[begin DATA FOR THIS EXERCISE]

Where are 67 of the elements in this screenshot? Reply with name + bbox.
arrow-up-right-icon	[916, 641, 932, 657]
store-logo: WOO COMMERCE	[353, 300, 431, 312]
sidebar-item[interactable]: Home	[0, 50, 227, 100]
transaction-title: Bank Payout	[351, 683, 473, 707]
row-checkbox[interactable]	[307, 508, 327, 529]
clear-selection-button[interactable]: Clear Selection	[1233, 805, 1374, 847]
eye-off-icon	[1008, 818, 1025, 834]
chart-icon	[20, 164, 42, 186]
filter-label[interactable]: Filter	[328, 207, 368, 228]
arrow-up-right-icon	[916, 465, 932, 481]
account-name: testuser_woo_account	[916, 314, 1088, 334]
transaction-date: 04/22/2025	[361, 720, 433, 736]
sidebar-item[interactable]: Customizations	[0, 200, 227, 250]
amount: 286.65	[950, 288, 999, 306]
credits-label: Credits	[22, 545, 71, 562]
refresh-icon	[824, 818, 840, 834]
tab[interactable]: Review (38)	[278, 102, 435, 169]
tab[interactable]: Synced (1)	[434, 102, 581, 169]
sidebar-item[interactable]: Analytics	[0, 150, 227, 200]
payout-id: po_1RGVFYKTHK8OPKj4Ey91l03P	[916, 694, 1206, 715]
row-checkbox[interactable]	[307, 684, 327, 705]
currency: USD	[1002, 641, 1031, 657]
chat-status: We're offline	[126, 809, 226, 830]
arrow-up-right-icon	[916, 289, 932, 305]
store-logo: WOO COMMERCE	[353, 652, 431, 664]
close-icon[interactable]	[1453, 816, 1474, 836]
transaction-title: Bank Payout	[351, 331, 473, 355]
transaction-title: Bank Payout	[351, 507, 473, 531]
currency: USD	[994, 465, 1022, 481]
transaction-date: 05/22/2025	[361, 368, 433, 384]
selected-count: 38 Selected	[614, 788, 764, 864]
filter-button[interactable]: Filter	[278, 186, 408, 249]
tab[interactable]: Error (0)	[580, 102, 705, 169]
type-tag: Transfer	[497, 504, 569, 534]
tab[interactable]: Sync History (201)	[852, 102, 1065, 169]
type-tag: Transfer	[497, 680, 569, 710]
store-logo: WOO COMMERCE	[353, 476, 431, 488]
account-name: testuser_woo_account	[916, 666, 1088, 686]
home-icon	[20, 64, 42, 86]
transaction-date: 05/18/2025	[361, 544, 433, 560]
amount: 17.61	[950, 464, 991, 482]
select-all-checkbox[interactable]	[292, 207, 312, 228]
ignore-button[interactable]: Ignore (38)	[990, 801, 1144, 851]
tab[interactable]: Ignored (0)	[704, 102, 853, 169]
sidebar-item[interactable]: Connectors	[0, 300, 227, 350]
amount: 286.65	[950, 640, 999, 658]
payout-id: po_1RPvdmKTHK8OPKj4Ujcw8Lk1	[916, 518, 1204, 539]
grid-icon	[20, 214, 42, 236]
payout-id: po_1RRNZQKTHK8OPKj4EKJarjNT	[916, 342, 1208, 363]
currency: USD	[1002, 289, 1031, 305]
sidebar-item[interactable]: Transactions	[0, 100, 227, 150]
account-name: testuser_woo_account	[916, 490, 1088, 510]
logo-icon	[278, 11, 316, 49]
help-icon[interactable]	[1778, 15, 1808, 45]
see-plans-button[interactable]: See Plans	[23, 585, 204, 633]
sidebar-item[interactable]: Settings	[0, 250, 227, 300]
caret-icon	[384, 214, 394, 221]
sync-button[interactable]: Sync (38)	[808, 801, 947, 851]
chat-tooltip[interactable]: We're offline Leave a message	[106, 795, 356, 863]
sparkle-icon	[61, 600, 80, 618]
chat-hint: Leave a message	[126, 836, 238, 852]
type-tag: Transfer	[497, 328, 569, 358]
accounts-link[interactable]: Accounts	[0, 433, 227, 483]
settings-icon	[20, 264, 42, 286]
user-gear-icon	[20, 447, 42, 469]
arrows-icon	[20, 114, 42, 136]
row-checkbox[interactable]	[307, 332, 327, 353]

[end DATA FOR THIS EXERCISE]
[begin DATA FOR THIS EXERCISE]

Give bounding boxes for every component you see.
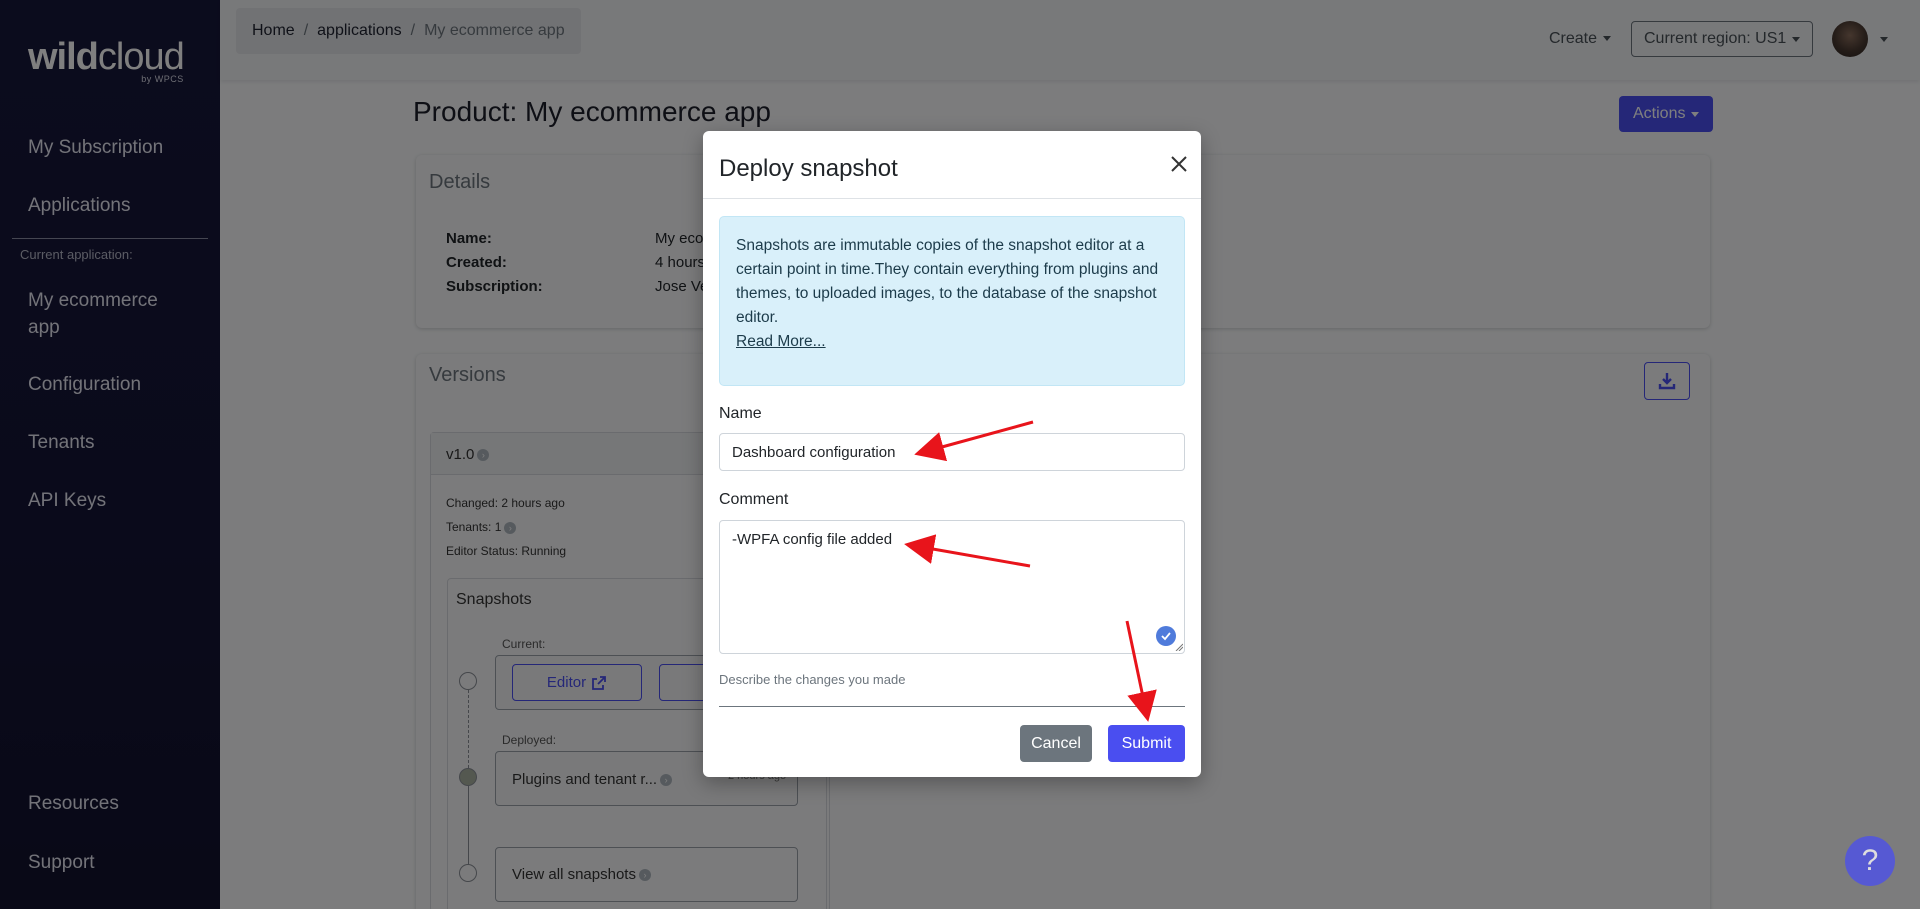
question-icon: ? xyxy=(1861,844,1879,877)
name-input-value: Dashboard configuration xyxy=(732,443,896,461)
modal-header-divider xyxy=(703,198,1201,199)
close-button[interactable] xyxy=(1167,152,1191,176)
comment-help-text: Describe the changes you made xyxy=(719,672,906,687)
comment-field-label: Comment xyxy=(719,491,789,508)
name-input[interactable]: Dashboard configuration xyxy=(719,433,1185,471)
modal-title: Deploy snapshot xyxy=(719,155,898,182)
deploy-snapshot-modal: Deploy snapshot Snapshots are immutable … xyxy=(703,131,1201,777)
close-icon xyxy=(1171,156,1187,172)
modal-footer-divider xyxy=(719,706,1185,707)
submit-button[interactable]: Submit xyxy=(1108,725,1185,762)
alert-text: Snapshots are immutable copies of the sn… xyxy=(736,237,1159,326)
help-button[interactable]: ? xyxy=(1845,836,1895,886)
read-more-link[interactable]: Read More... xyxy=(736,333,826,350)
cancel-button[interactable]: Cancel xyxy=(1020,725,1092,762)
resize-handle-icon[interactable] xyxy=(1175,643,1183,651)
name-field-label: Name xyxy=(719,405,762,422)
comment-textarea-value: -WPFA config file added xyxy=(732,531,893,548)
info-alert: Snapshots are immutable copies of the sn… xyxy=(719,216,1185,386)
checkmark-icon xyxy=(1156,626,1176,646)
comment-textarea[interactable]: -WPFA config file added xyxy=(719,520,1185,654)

[end DATA FOR THIS EXERCISE]

-- WORK REQUIRED --
Reproduce the listing verbatim, from the line containing "Give bounding boxes" through the line containing "comment-textarea[interactable]: -WPFA config", both lines included. Leave out any pictures.

-- SOLUTION BELOW --
Give bounding boxes for every component you see.
question-icon: ? xyxy=(1861,844,1879,877)
name-input-value: Dashboard configuration xyxy=(732,443,896,461)
modal-header-divider xyxy=(703,198,1201,199)
close-button[interactable] xyxy=(1167,152,1191,176)
comment-help-text: Describe the changes you made xyxy=(719,672,906,687)
comment-field-label: Comment xyxy=(719,491,789,508)
name-input[interactable]: Dashboard configuration xyxy=(719,433,1185,471)
modal-title: Deploy snapshot xyxy=(719,155,898,182)
deploy-snapshot-modal: Deploy snapshot Snapshots are immutable … xyxy=(703,131,1201,777)
close-icon xyxy=(1171,156,1187,172)
modal-footer-divider xyxy=(719,706,1185,707)
submit-button[interactable]: Submit xyxy=(1108,725,1185,762)
alert-text: Snapshots are immutable copies of the sn… xyxy=(736,237,1159,326)
help-button[interactable]: ? xyxy=(1845,836,1895,886)
read-more-link[interactable]: Read More... xyxy=(736,333,826,350)
cancel-button[interactable]: Cancel xyxy=(1020,725,1092,762)
resize-handle-icon[interactable] xyxy=(1175,643,1183,651)
name-field-label: Name xyxy=(719,405,762,422)
comment-textarea-value: -WPFA config file added xyxy=(732,531,893,548)
info-alert: Snapshots are immutable copies of the sn… xyxy=(719,216,1185,386)
checkmark-icon xyxy=(1156,626,1176,646)
comment-textarea[interactable]: -WPFA config file added xyxy=(719,520,1185,654)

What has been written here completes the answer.